#### [Task goal]
Lay out every line of the records below as a Markdown table with two columns, No. for the row number and Text for the line, leaving out blank lines. Omit the pictures from the table.

Annotated element entries:
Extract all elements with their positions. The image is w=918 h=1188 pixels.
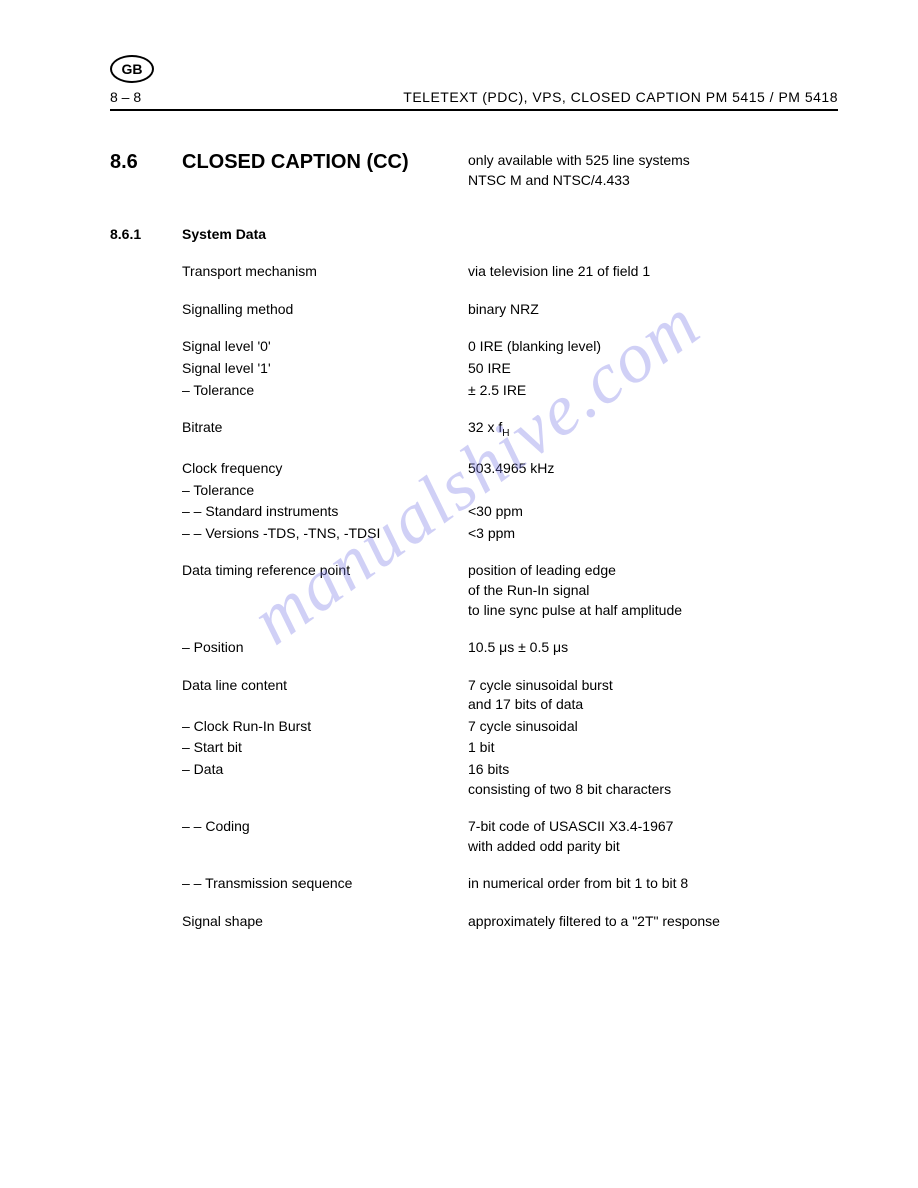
page-number: 8 – 8 bbox=[110, 89, 141, 105]
label-bitrate: Bitrate bbox=[110, 418, 468, 441]
section-note: only available with 525 line systems NTS… bbox=[468, 151, 838, 190]
row-trans: – – Transmission sequence in numerical o… bbox=[110, 874, 838, 894]
section-note-line2: NTSC M and NTSC/4.433 bbox=[468, 172, 630, 188]
value-content: 7 cycle sinusoidal burst and 17 bits of … bbox=[468, 676, 838, 715]
row-content: Data line content 7 cycle sinusoidal bur… bbox=[110, 676, 838, 715]
value-transport: via television line 21 of field 1 bbox=[468, 262, 838, 282]
label-transport: Transport mechanism bbox=[110, 262, 468, 282]
gb-badge: GB bbox=[110, 55, 154, 83]
label-timing: Data timing reference point bbox=[110, 561, 468, 620]
row-runin: – Clock Run-In Burst 7 cycle sinusoidal bbox=[110, 717, 838, 737]
row-coding: – – Coding 7-bit code of USASCII X3.4-19… bbox=[110, 817, 838, 856]
row-signalling: Signalling method binary NRZ bbox=[110, 300, 838, 320]
row-ver: – – Versions -TDS, -TNS, -TDSI <3 ppm bbox=[110, 524, 838, 544]
row-transport: Transport mechanism via television line … bbox=[110, 262, 838, 282]
value-bitrate: 32 x fH bbox=[468, 418, 838, 441]
label-tol2: – Tolerance bbox=[110, 481, 468, 501]
value-startbit: 1 bit bbox=[468, 738, 838, 758]
value-position: 10.5 μs ± 0.5 μs bbox=[468, 638, 838, 658]
row-bitrate: Bitrate 32 x fH bbox=[110, 418, 838, 441]
header-title: TELETEXT (PDC), VPS, CLOSED CAPTION PM 5… bbox=[403, 89, 838, 105]
label-trans: – – Transmission sequence bbox=[110, 874, 468, 894]
label-coding: – – Coding bbox=[110, 817, 468, 856]
value-timing: position of leading edge of the Run-In s… bbox=[468, 561, 838, 620]
row-level1: Signal level '1' 50 IRE bbox=[110, 359, 838, 379]
row-clockfreq: Clock frequency 503.4965 kHz bbox=[110, 459, 838, 479]
label-data: – Data bbox=[110, 760, 468, 799]
label-level1: Signal level '1' bbox=[110, 359, 468, 379]
value-data: 16 bits consisting of two 8 bit characte… bbox=[468, 760, 838, 799]
value-coding: 7-bit code of USASCII X3.4-1967 with add… bbox=[468, 817, 838, 856]
row-shape: Signal shape approximately filtered to a… bbox=[110, 912, 838, 932]
row-position: – Position 10.5 μs ± 0.5 μs bbox=[110, 638, 838, 658]
label-std: – – Standard instruments bbox=[110, 502, 468, 522]
label-level0: Signal level '0' bbox=[110, 337, 468, 357]
value-std: <30 ppm bbox=[468, 502, 838, 522]
value-level0: 0 IRE (blanking level) bbox=[468, 337, 838, 357]
row-data: – Data 16 bits consisting of two 8 bit c… bbox=[110, 760, 838, 799]
label-position: – Position bbox=[110, 638, 468, 658]
row-startbit: – Start bit 1 bit bbox=[110, 738, 838, 758]
value-ver: <3 ppm bbox=[468, 524, 838, 544]
label-ver: – – Versions -TDS, -TNS, -TDSI bbox=[110, 524, 468, 544]
section-title-row: 8.6 CLOSED CAPTION (CC) only available w… bbox=[110, 151, 838, 190]
value-signalling: binary NRZ bbox=[468, 300, 838, 320]
row-tol2: – Tolerance bbox=[110, 481, 838, 501]
section-number: 8.6 bbox=[110, 151, 182, 174]
section-title: CLOSED CAPTION (CC) bbox=[182, 151, 468, 174]
value-tol2 bbox=[468, 481, 838, 501]
value-tolerance: ± 2.5 IRE bbox=[468, 381, 838, 401]
label-startbit: – Start bit bbox=[110, 738, 468, 758]
row-std: – – Standard instruments <30 ppm bbox=[110, 502, 838, 522]
value-clockfreq: 503.4965 kHz bbox=[468, 459, 838, 479]
label-tolerance: – Tolerance bbox=[110, 381, 468, 401]
row-level0: Signal level '0' 0 IRE (blanking level) bbox=[110, 337, 838, 357]
subsection-row: 8.6.1 System Data bbox=[110, 226, 838, 242]
label-content: Data line content bbox=[110, 676, 468, 715]
row-timing: Data timing reference point position of … bbox=[110, 561, 838, 620]
subsection-number: 8.6.1 bbox=[110, 226, 182, 242]
row-tolerance: – Tolerance ± 2.5 IRE bbox=[110, 381, 838, 401]
label-shape: Signal shape bbox=[110, 912, 468, 932]
page-header: 8 – 8 TELETEXT (PDC), VPS, CLOSED CAPTIO… bbox=[110, 89, 838, 111]
section-note-line1: only available with 525 line systems bbox=[468, 152, 690, 168]
value-runin: 7 cycle sinusoidal bbox=[468, 717, 838, 737]
value-shape: approximately filtered to a "2T" respons… bbox=[468, 912, 838, 932]
label-signalling: Signalling method bbox=[110, 300, 468, 320]
value-level1: 50 IRE bbox=[468, 359, 838, 379]
label-clockfreq: Clock frequency bbox=[110, 459, 468, 479]
subsection-title: System Data bbox=[182, 226, 266, 242]
value-trans: in numerical order from bit 1 to bit 8 bbox=[468, 874, 838, 894]
label-runin: – Clock Run-In Burst bbox=[110, 717, 468, 737]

#### [Expected answer]
| No. | Text |
|---|---|
| 1 | Extract all elements with their positions. The image is w=918 h=1188 pixels. |
| 2 | page-number: 8 – 8 bbox=[110, 89, 141, 105] |
| 3 | label-bitrate: Bitrate bbox=[110, 418, 468, 441] |
| 4 | section-note: only available with 525 line systems NTS… bbox=[468, 151, 838, 190] |
| 5 | row-trans: – – Transmission sequence in numerical o… bbox=[110, 874, 838, 894] |
| 6 | section-note-line2: NTSC M and NTSC/4.433 bbox=[468, 172, 630, 188] |
| 7 | value-content: 7 cycle sinusoidal burst and 17 bits of … bbox=[468, 676, 838, 715] |
| 8 | row-content: Data line content 7 cycle sinusoidal bur… bbox=[110, 676, 838, 715] |
| 9 | value-transport: via television line 21 of field 1 bbox=[468, 262, 838, 282] |
| 10 | label-transport: Transport mechanism bbox=[110, 262, 468, 282] |
| 11 | gb-badge: GB bbox=[110, 55, 154, 83] |
| 12 | label-timing: Data timing reference point bbox=[110, 561, 468, 620] |
| 13 | row-runin: – Clock Run-In Burst 7 cycle sinusoidal bbox=[110, 717, 838, 737] |
| 14 | row-coding: – – Coding 7-bit code of USASCII X3.4-19… bbox=[110, 817, 838, 856] |
| 15 | row-signalling: Signalling method binary NRZ bbox=[110, 300, 838, 320] |
| 16 | row-ver: – – Versions -TDS, -TNS, -TDSI <3 ppm bbox=[110, 524, 838, 544] |
| 17 | row-transport: Transport mechanism via television line … bbox=[110, 262, 838, 282] |
| 18 | value-bitrate: 32 x fH bbox=[468, 418, 838, 441] |
| 19 | label-tol2: – Tolerance bbox=[110, 481, 468, 501] |
| 20 | value-startbit: 1 bit bbox=[468, 738, 838, 758] |
| 21 | value-position: 10.5 μs ± 0.5 μs bbox=[468, 638, 838, 658] |
| 22 | row-bitrate: Bitrate 32 x fH bbox=[110, 418, 838, 441] |
| 23 | header-title: TELETEXT (PDC), VPS, CLOSED CAPTION PM 5… bbox=[403, 89, 838, 105] |
| 24 | label-trans: – – Transmission sequence bbox=[110, 874, 468, 894] |
| 25 | label-coding: – – Coding bbox=[110, 817, 468, 856] |
| 26 | value-timing: position of leading edge of the Run-In s… bbox=[468, 561, 838, 620] |
| 27 | row-level1: Signal level '1' 50 IRE bbox=[110, 359, 838, 379] |
| 28 | row-clockfreq: Clock frequency 503.4965 kHz bbox=[110, 459, 838, 479] |
| 29 | label-data: – Data bbox=[110, 760, 468, 799] |
| 30 | label-level1: Signal level '1' bbox=[110, 359, 468, 379] |
| 31 | value-data: 16 bits consisting of two 8 bit characte… bbox=[468, 760, 838, 799] |
| 32 | value-coding: 7-bit code of USASCII X3.4-1967 with add… bbox=[468, 817, 838, 856] |
| 33 | row-shape: Signal shape approximately filtered to a… bbox=[110, 912, 838, 932] |
| 34 | row-position: – Position 10.5 μs ± 0.5 μs bbox=[110, 638, 838, 658] |
| 35 | label-std: – – Standard instruments bbox=[110, 502, 468, 522] |
| 36 | label-level0: Signal level '0' bbox=[110, 337, 468, 357] |
| 37 | value-std: <30 ppm bbox=[468, 502, 838, 522] |
| 38 | value-level0: 0 IRE (blanking level) bbox=[468, 337, 838, 357] |
| 39 | row-data: – Data 16 bits consisting of two 8 bit c… bbox=[110, 760, 838, 799] |
| 40 | label-position: – Position bbox=[110, 638, 468, 658] |
| 41 | row-startbit: – Start bit 1 bit bbox=[110, 738, 838, 758] |
| 42 | value-ver: <3 ppm bbox=[468, 524, 838, 544] |
| 43 | label-ver: – – Versions -TDS, -TNS, -TDSI bbox=[110, 524, 468, 544] |
| 44 | section-title-row: 8.6 CLOSED CAPTION (CC) only available w… bbox=[110, 151, 838, 190] |
| 45 | value-signalling: binary NRZ bbox=[468, 300, 838, 320] |
| 46 | row-tol2: – Tolerance bbox=[110, 481, 838, 501] |
| 47 | section-number: 8.6 bbox=[110, 151, 182, 174] |
| 48 | section-title: CLOSED CAPTION (CC) bbox=[182, 151, 468, 174] |
| 49 | value-tol2 bbox=[468, 481, 838, 501] |
| 50 | value-tolerance: ± 2.5 IRE bbox=[468, 381, 838, 401] |
| 51 | label-startbit: – Start bit bbox=[110, 738, 468, 758] |
| 52 | row-std: – – Standard instruments <30 ppm bbox=[110, 502, 838, 522] |
| 53 | value-clockfreq: 503.4965 kHz bbox=[468, 459, 838, 479] |
| 54 | label-tolerance: – Tolerance bbox=[110, 381, 468, 401] |
| 55 | row-level0: Signal level '0' 0 IRE (blanking level) bbox=[110, 337, 838, 357] |
| 56 | subsection-row: 8.6.1 System Data bbox=[110, 226, 838, 242] |
| 57 | label-content: Data line content bbox=[110, 676, 468, 715] |
| 58 | row-timing: Data timing reference point position of … bbox=[110, 561, 838, 620] |
| 59 | subsection-number: 8.6.1 bbox=[110, 226, 182, 242] |
| 60 | row-tolerance: – Tolerance ± 2.5 IRE bbox=[110, 381, 838, 401] |
| 61 | label-shape: Signal shape bbox=[110, 912, 468, 932] |
| 62 | page-header: 8 – 8 TELETEXT (PDC), VPS, CLOSED CAPTIO… bbox=[110, 89, 838, 111] |
| 63 | section-note-line1: only available with 525 line systems bbox=[468, 152, 690, 168] |
| 64 | value-runin: 7 cycle sinusoidal bbox=[468, 717, 838, 737] |
| 65 | value-shape: approximately filtered to a "2T" respons… bbox=[468, 912, 838, 932] |
| 66 | label-signalling: Signalling method bbox=[110, 300, 468, 320] |
| 67 | value-level1: 50 IRE bbox=[468, 359, 838, 379] |
| 68 | label-clockfreq: Clock frequency bbox=[110, 459, 468, 479] |
| 69 | subsection-title: System Data bbox=[182, 226, 266, 242] |
| 70 | value-trans: in numerical order from bit 1 to bit 8 bbox=[468, 874, 838, 894] |
| 71 | label-runin: – Clock Run-In Burst bbox=[110, 717, 468, 737] |